__Aim of the exercise__:
Go through the material and pull out every line with the string "label" in it.

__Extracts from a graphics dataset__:
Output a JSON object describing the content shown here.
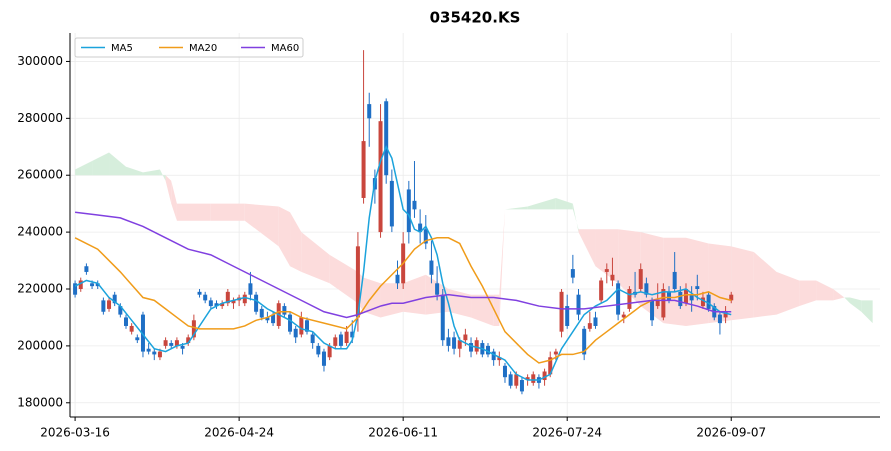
{
  "chart_data": {
    "type": "candlestick",
    "title": "035420.KS",
    "grid": true,
    "legend": "upper left",
    "xlim": [
      -0.9,
      142.3
    ],
    "xticks": [
      {
        "value": 0,
        "label": "2026-03-16"
      },
      {
        "value": 29,
        "label": "2026-04-24"
      },
      {
        "value": 58,
        "label": "2026-06-11"
      },
      {
        "value": 87,
        "label": "2026-07-24"
      },
      {
        "value": 116,
        "label": "2026-09-07"
      }
    ],
    "ylim": [
      175000,
      310000
    ],
    "yticks": [
      180000,
      200000,
      220000,
      240000,
      260000,
      280000,
      300000
    ],
    "up_color": "#c9463d",
    "down_color": "#1f6fc5",
    "candles": {
      "open": [
        222000,
        220000,
        228000,
        222000,
        222000,
        216000,
        213000,
        218000,
        214000,
        210000,
        205000,
        203000,
        211000,
        199000,
        198000,
        196000,
        200000,
        201000,
        200000,
        200000,
        201000,
        203000,
        219000,
        218000,
        216000,
        215000,
        214000,
        215000,
        215000,
        216000,
        215000,
        222000,
        218000,
        213000,
        210000,
        211000,
        207000,
        214000,
        211000,
        206000,
        204000,
        209000,
        204000,
        200000,
        198000,
        196000,
        200000,
        204000,
        201000,
        205000,
        210000,
        252000,
        285000,
        259000,
        240000,
        286000,
        258000,
        225000,
        222000,
        255000,
        251000,
        243000,
        241000,
        230000,
        222000,
        218000,
        203000,
        203000,
        199000,
        202000,
        201000,
        198000,
        201000,
        200000,
        198000,
        195000,
        193000,
        190000,
        186000,
        188000,
        188000,
        187000,
        189000,
        188000,
        190000,
        197000,
        205000,
        214000,
        227000,
        218000,
        206000,
        206000,
        210000,
        216000,
        226000,
        223000,
        222000,
        210000,
        213000,
        219000,
        220000,
        222000,
        216000,
        214000,
        210000,
        219000,
        226000,
        219000,
        215000,
        218000,
        221000,
        214000,
        218000,
        214000,
        211000,
        210000,
        216000
      ],
      "high": [
        223000,
        224000,
        229000,
        223000,
        223000,
        217000,
        217000,
        219000,
        215000,
        211000,
        208000,
        204000,
        212000,
        201000,
        199000,
        199000,
        203000,
        202000,
        203000,
        201000,
        204000,
        211000,
        220000,
        219000,
        217000,
        216000,
        216000,
        220000,
        217000,
        218000,
        219000,
        226000,
        219000,
        214000,
        212000,
        212000,
        216000,
        215000,
        212000,
        207000,
        212000,
        210000,
        205000,
        201000,
        199000,
        201000,
        204000,
        205000,
        207000,
        209000,
        240000,
        304000,
        289000,
        262000,
        285000,
        287000,
        262000,
        230000,
        240000,
        258000,
        265000,
        248000,
        246000,
        237000,
        228000,
        220000,
        206000,
        205000,
        203000,
        206000,
        203000,
        203000,
        202000,
        201000,
        199000,
        198000,
        194000,
        191000,
        191000,
        189000,
        190000,
        191000,
        190000,
        192000,
        198000,
        199000,
        220000,
        218000,
        232000,
        220000,
        207000,
        212000,
        212000,
        224000,
        229000,
        231000,
        223000,
        212000,
        221000,
        226000,
        229000,
        224000,
        217000,
        222000,
        222000,
        221000,
        233000,
        221000,
        222000,
        221000,
        225000,
        219000,
        219000,
        215000,
        212000,
        214000,
        219000
      ],
      "low": [
        217000,
        219000,
        225000,
        220000,
        220000,
        211000,
        212000,
        214000,
        210000,
        206000,
        204000,
        201000,
        196000,
        197000,
        195000,
        195000,
        199000,
        199000,
        199000,
        197000,
        200000,
        202000,
        217000,
        215000,
        213000,
        213000,
        213000,
        214000,
        213000,
        214000,
        214000,
        216000,
        211000,
        209000,
        208000,
        207000,
        206000,
        210000,
        204000,
        201000,
        203000,
        204000,
        199000,
        196000,
        191000,
        195000,
        199000,
        199000,
        200000,
        201000,
        205000,
        250000,
        270000,
        250000,
        238000,
        257000,
        240000,
        220000,
        220000,
        236000,
        245000,
        236000,
        234000,
        222000,
        216000,
        200000,
        198000,
        197000,
        196000,
        200000,
        196000,
        197000,
        196000,
        196000,
        193000,
        193000,
        187000,
        185000,
        185000,
        183000,
        186000,
        186000,
        185000,
        186000,
        189000,
        195000,
        203000,
        206000,
        222000,
        209000,
        195000,
        205000,
        206000,
        215000,
        222000,
        221000,
        209000,
        208000,
        212000,
        217000,
        219000,
        217000,
        207000,
        213000,
        209000,
        215000,
        219000,
        213000,
        214000,
        212000,
        216000,
        213000,
        212000,
        209000,
        204000,
        208000,
        215000
      ],
      "close": [
        218000,
        223000,
        226000,
        221000,
        221000,
        212000,
        216000,
        215000,
        211000,
        207000,
        207000,
        202000,
        198000,
        198000,
        197000,
        198000,
        202000,
        200000,
        202000,
        199000,
        203000,
        209000,
        218000,
        216000,
        214000,
        214000,
        215000,
        219000,
        216000,
        217000,
        218000,
        218000,
        212000,
        210000,
        209000,
        208000,
        215000,
        211000,
        205000,
        203000,
        210000,
        205000,
        201000,
        197000,
        193000,
        200000,
        203000,
        200000,
        205000,
        203000,
        235000,
        272000,
        280000,
        255000,
        279000,
        260000,
        242000,
        222000,
        236000,
        240000,
        248000,
        240000,
        236000,
        225000,
        218000,
        202000,
        200000,
        199000,
        202000,
        204000,
        198000,
        202000,
        197000,
        197000,
        195000,
        196000,
        189000,
        186000,
        190000,
        184000,
        189000,
        190000,
        187000,
        191000,
        196000,
        198000,
        219000,
        207000,
        224000,
        211000,
        197000,
        208000,
        207000,
        223000,
        227000,
        225000,
        211000,
        211000,
        220000,
        218000,
        227000,
        218000,
        209000,
        216000,
        220000,
        216000,
        220000,
        214000,
        220000,
        216000,
        220000,
        217000,
        213000,
        210000,
        208000,
        212000,
        218000
      ]
    },
    "series": [
      {
        "name": "MA5",
        "color": "#1ba3dc",
        "x": [
          0,
          2,
          4,
          6,
          8,
          10,
          12,
          14,
          16,
          18,
          20,
          22,
          24,
          26,
          28,
          30,
          32,
          34,
          36,
          38,
          40,
          42,
          44,
          46,
          48,
          49,
          50,
          51,
          52,
          53,
          54,
          55,
          56,
          57,
          58,
          59,
          60,
          61,
          62,
          63,
          64,
          65,
          66,
          67,
          68,
          70,
          72,
          74,
          76,
          78,
          80,
          82,
          84,
          86,
          88,
          90,
          92,
          94,
          96,
          98,
          100,
          102,
          104,
          106,
          108,
          110,
          112,
          114,
          116
        ],
        "values": [
          221000,
          223000,
          222000,
          217000,
          214000,
          209000,
          204000,
          199000,
          198000,
          200000,
          201000,
          207000,
          213000,
          215000,
          216000,
          217000,
          216000,
          213000,
          211000,
          209000,
          206000,
          205000,
          201000,
          199000,
          199000,
          202000,
          211000,
          226000,
          245000,
          258000,
          265000,
          270000,
          266000,
          257000,
          248000,
          246000,
          241000,
          240000,
          242000,
          238000,
          232000,
          222000,
          215000,
          207000,
          202000,
          200000,
          199000,
          197000,
          195000,
          190000,
          188000,
          188000,
          190000,
          199000,
          205000,
          211000,
          214000,
          216000,
          220000,
          218000,
          219000,
          218000,
          219000,
          219000,
          220000,
          217000,
          215000,
          212000,
          211000
        ]
      },
      {
        "name": "MA20",
        "color": "#f09c1a",
        "x": [
          0,
          4,
          8,
          12,
          14,
          16,
          18,
          20,
          22,
          26,
          28,
          30,
          32,
          34,
          36,
          38,
          40,
          44,
          48,
          50,
          52,
          54,
          56,
          58,
          60,
          62,
          64,
          66,
          68,
          70,
          72,
          74,
          76,
          78,
          80,
          82,
          84,
          86,
          88,
          90,
          92,
          94,
          96,
          98,
          100,
          102,
          104,
          106,
          108,
          110,
          112,
          114,
          116
        ],
        "values": [
          238000,
          234000,
          226000,
          217000,
          216000,
          213000,
          210000,
          207000,
          206000,
          206000,
          206000,
          207000,
          209000,
          210000,
          212000,
          212000,
          210000,
          208000,
          206000,
          210000,
          216000,
          221000,
          225000,
          229000,
          234000,
          237000,
          238000,
          238000,
          236000,
          228000,
          221000,
          213000,
          205000,
          201000,
          197000,
          194000,
          195000,
          197000,
          197000,
          198000,
          202000,
          205000,
          208000,
          211000,
          214000,
          216000,
          217000,
          217000,
          218000,
          218000,
          219000,
          217000,
          216000
        ]
      },
      {
        "name": "MA60",
        "color": "#8040e0",
        "x": [
          0,
          4,
          8,
          12,
          16,
          20,
          24,
          28,
          32,
          36,
          40,
          44,
          48,
          50,
          54,
          56,
          58,
          62,
          66,
          70,
          74,
          78,
          82,
          86,
          90,
          94,
          98,
          102,
          106,
          110,
          113,
          116
        ],
        "values": [
          247000,
          246000,
          245000,
          242000,
          238000,
          234000,
          232000,
          228000,
          224000,
          220000,
          216000,
          212000,
          210000,
          211000,
          214000,
          215000,
          215000,
          217000,
          218000,
          217000,
          217000,
          216000,
          214000,
          213000,
          213000,
          214000,
          215000,
          216000,
          216000,
          214000,
          212000,
          212000
        ]
      }
    ],
    "cloud": {
      "bull_color": "#d6eedc",
      "bear_color": "#fcdcdc",
      "x": [
        0,
        3,
        6,
        9,
        12,
        15,
        16,
        17,
        18,
        24,
        30,
        36,
        38,
        40,
        45,
        50,
        51,
        54,
        58,
        62,
        66,
        70,
        74,
        75,
        76,
        80,
        85,
        88,
        89,
        92,
        96,
        100,
        104,
        108,
        112,
        116,
        120,
        124,
        128,
        131,
        134,
        136,
        137,
        139,
        141
      ],
      "span_a": [
        262000,
        265000,
        268000,
        263000,
        261000,
        262000,
        258000,
        250000,
        244000,
        244000,
        244000,
        235000,
        228000,
        226000,
        222000,
        215000,
        212000,
        210000,
        212000,
        211000,
        212000,
        210000,
        207000,
        207000,
        248000,
        249000,
        252000,
        250000,
        240000,
        228000,
        222000,
        214000,
        208000,
        207000,
        208000,
        209000,
        210000,
        211000,
        214000,
        216000,
        216000,
        217000,
        217000,
        216000,
        216000
      ],
      "span_b": [
        260000,
        260000,
        260000,
        260000,
        260000,
        260000,
        260000,
        258000,
        250000,
        250000,
        250000,
        249000,
        247000,
        240000,
        232000,
        226000,
        224000,
        222000,
        222000,
        225000,
        220000,
        218000,
        218000,
        218000,
        248000,
        248000,
        248000,
        248000,
        241000,
        241000,
        241000,
        240000,
        238000,
        238000,
        236000,
        235000,
        233000,
        226000,
        223000,
        223000,
        220000,
        217000,
        215000,
        212000,
        208000
      ]
    }
  }
}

__Correct answer__:
        "label": "2026-03-16"
        "label": "2026-04-24"
        "label": "2026-06-11"
        "label": "2026-07-24"
        "label": "2026-09-07"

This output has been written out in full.